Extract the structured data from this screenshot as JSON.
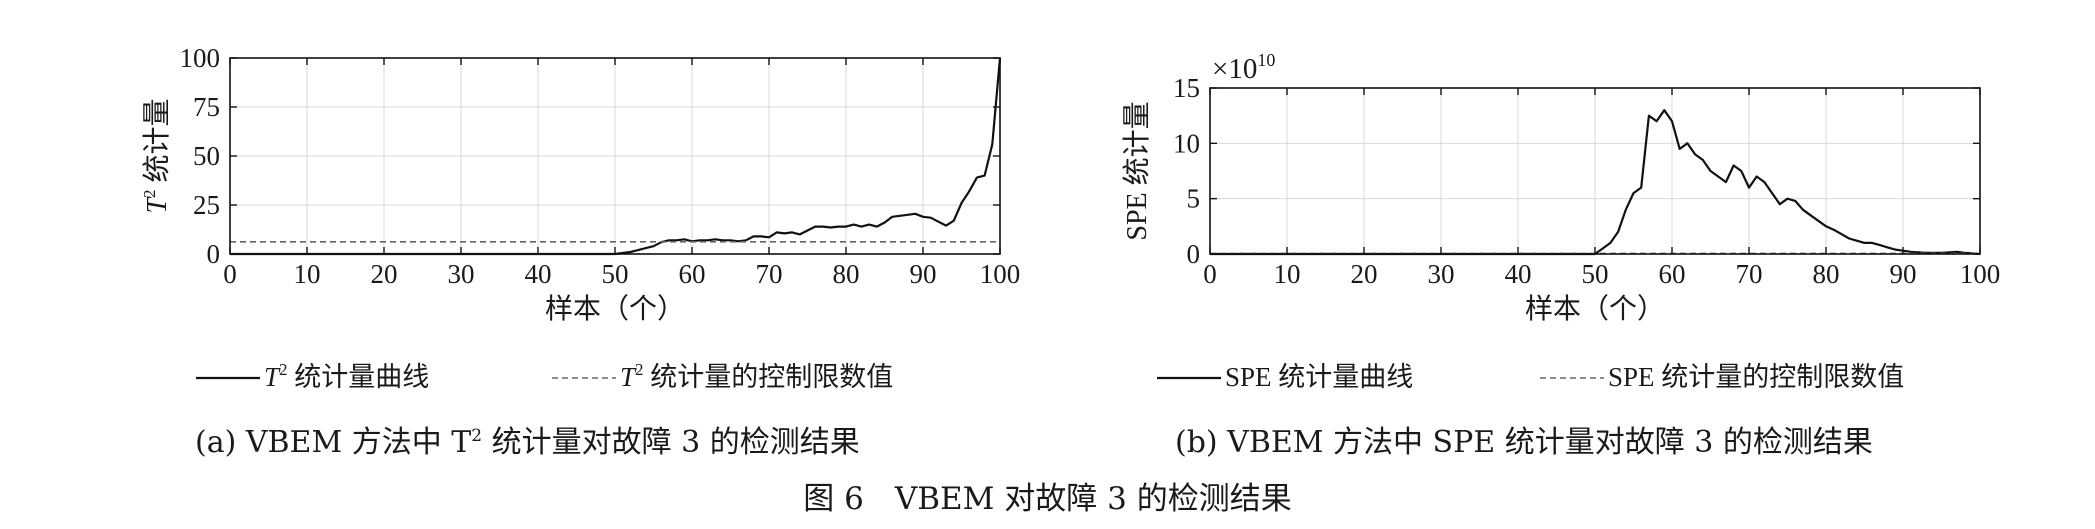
{
  "figure_title": "图 6　VBEM 对故障 3 的检测结果",
  "chart_data": [
    {
      "type": "line",
      "caption_prefix": "(a) VBEM 方法中 T",
      "caption_sup": "2",
      "caption_suffix": " 统计量对故障 3 的检测结果",
      "ylabel_main": "T",
      "ylabel_sup": "2",
      "ylabel_suffix": " 统计量",
      "xlabel": "样本（个）",
      "xlim": [
        0,
        100
      ],
      "ylim": [
        0,
        100
      ],
      "xticks": [
        0,
        10,
        20,
        30,
        40,
        50,
        60,
        70,
        80,
        90,
        100
      ],
      "yticks": [
        0,
        25,
        50,
        75,
        100
      ],
      "ytick_labels": [
        "0",
        "25",
        "50",
        "75",
        "100"
      ],
      "scale_exponent_label": "",
      "grid": true,
      "legend_position": "bottom",
      "series": [
        {
          "name": "T² 统计量曲线",
          "legend_main": "T",
          "legend_sup": "2",
          "legend_suffix": " 统计量曲线",
          "style": "solid",
          "x": [
            0,
            10,
            20,
            30,
            40,
            48,
            50,
            51,
            52,
            53,
            54,
            55,
            56,
            57,
            58,
            59,
            60,
            61,
            62,
            63,
            64,
            65,
            66,
            67,
            68,
            69,
            70,
            71,
            72,
            73,
            74,
            75,
            76,
            77,
            78,
            79,
            80,
            81,
            82,
            83,
            84,
            85,
            86,
            87,
            88,
            89,
            90,
            91,
            92,
            93,
            94,
            95,
            96,
            97,
            98,
            99,
            100
          ],
          "y": [
            0,
            0,
            0,
            0,
            0,
            0,
            0,
            0.5,
            1,
            2,
            3,
            4,
            6,
            7,
            7,
            7.5,
            6.5,
            7,
            7,
            7.5,
            7,
            7,
            6.5,
            7,
            9,
            9,
            8.5,
            11,
            10.5,
            11,
            10,
            12,
            14,
            14,
            13.5,
            14,
            14,
            15,
            14,
            15,
            14,
            16,
            19,
            19.5,
            20,
            20.5,
            19,
            18.5,
            16.5,
            14.5,
            17,
            26,
            32,
            39,
            40,
            56,
            100
          ]
        },
        {
          "name": "T² 统计量的控制限数值",
          "legend_main": "T",
          "legend_sup": "2",
          "legend_suffix": " 统计量的控制限数值",
          "style": "dashed",
          "x": [
            0,
            100
          ],
          "y": [
            6.2,
            6.2
          ]
        }
      ]
    },
    {
      "type": "line",
      "caption_prefix": "(b) VBEM 方法中 SPE 统计量对故障 3 的检测结果",
      "caption_sup": "",
      "caption_suffix": "",
      "ylabel_main": "SPE 统计量",
      "ylabel_sup": "",
      "ylabel_suffix": "",
      "xlabel": "样本（个）",
      "xlim": [
        0,
        100
      ],
      "ylim": [
        0,
        15
      ],
      "xticks": [
        0,
        10,
        20,
        30,
        40,
        50,
        60,
        70,
        80,
        90,
        100
      ],
      "yticks": [
        0,
        5,
        10,
        15
      ],
      "ytick_labels": [
        "0",
        "5",
        "10",
        "15"
      ],
      "scale_exponent_label": "×10",
      "scale_exponent_sup": "10",
      "grid": true,
      "legend_position": "bottom",
      "series": [
        {
          "name": "SPE 统计量曲线",
          "legend_main": "SPE 统计量曲线",
          "legend_sup": "",
          "legend_suffix": "",
          "style": "solid",
          "x": [
            0,
            10,
            20,
            30,
            40,
            50,
            51,
            52,
            53,
            54,
            55,
            56,
            57,
            58,
            59,
            60,
            61,
            62,
            63,
            64,
            65,
            66,
            67,
            68,
            69,
            70,
            71,
            72,
            73,
            74,
            75,
            76,
            77,
            78,
            79,
            80,
            81,
            82,
            83,
            84,
            85,
            86,
            87,
            88,
            89,
            90,
            91,
            92,
            93,
            94,
            95,
            96,
            97,
            98,
            99,
            100
          ],
          "y": [
            0,
            0,
            0,
            0,
            0,
            0,
            0.5,
            1,
            2,
            4,
            5.5,
            6,
            12.5,
            12,
            13,
            12,
            9.5,
            10,
            9,
            8.5,
            7.5,
            7,
            6.5,
            8,
            7.5,
            6,
            7,
            6.5,
            5.5,
            4.5,
            5,
            4.8,
            4,
            3.5,
            3,
            2.5,
            2.2,
            1.8,
            1.4,
            1.2,
            1,
            1,
            0.8,
            0.6,
            0.4,
            0.3,
            0.2,
            0.15,
            0.1,
            0.1,
            0.1,
            0.15,
            0.2,
            0.1,
            0.05,
            0
          ]
        },
        {
          "name": "SPE 统计量的控制限数值",
          "legend_main": "SPE 统计量的控制限数值",
          "legend_sup": "",
          "legend_suffix": "",
          "style": "dashed",
          "x": [
            0,
            100
          ],
          "y": [
            0.05,
            0.05
          ]
        }
      ]
    }
  ]
}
----
_DIRECTIONS_
Scan the listing above for the word "的检测结果" and copy every line that holds it.

_FINAL ANSWER_
  "figure_title": "图 6　VBEM 对故障 3 的检测结果",
      "caption_suffix": " 统计量对故障 3 的检测结果",
      "caption_prefix": "(b) VBEM 方法中 SPE 统计量对故障 3 的检测结果",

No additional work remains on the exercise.